Directive
Retype all of the entries word for word.

* begin *

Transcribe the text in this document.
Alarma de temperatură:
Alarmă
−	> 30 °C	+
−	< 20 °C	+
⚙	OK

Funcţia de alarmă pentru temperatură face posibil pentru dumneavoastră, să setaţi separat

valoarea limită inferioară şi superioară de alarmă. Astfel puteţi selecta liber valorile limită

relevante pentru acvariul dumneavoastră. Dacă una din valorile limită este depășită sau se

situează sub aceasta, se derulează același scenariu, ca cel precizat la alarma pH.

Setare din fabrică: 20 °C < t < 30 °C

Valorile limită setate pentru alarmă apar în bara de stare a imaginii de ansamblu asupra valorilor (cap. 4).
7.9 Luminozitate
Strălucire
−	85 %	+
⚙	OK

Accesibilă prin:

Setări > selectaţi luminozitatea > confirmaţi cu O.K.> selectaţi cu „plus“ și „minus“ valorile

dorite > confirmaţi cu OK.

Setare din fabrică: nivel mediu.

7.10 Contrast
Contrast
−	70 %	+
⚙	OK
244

* end *

Finished task
Transcribe the text in this document.
Alarma de temperatură:
Alarmă
−	> 30 °C	+
−	< 20 °C	+
⚙	OK

Funcţia de alarmă pentru temperatură face posibil pentru dumneavoastră, să setaţi separat

valoarea limită inferioară şi superioară de alarmă. Astfel puteţi selecta liber valorile limită

relevante pentru acvariul dumneavoastră. Dacă una din valorile limită este depășită sau se

situează sub aceasta, se derulează același scenariu, ca cel precizat la alarma pH.

Setare din fabrică: 20 °C < t < 30 °C

Valorile limită setate pentru alarmă apar în bara de stare a imaginii de ansamblu asupra valorilor (cap. 4).
7.9 Luminozitate
Strălucire
−	85 %	+
⚙	OK

Accesibilă prin:

Setări > selectaţi luminozitatea > confirmaţi cu O.K.> selectaţi cu „plus“ și „minus“ valorile

dorite > confirmaţi cu OK.

Setare din fabrică: nivel mediu.

7.10 Contrast
Contrast
−	70 %	+
⚙	OK
244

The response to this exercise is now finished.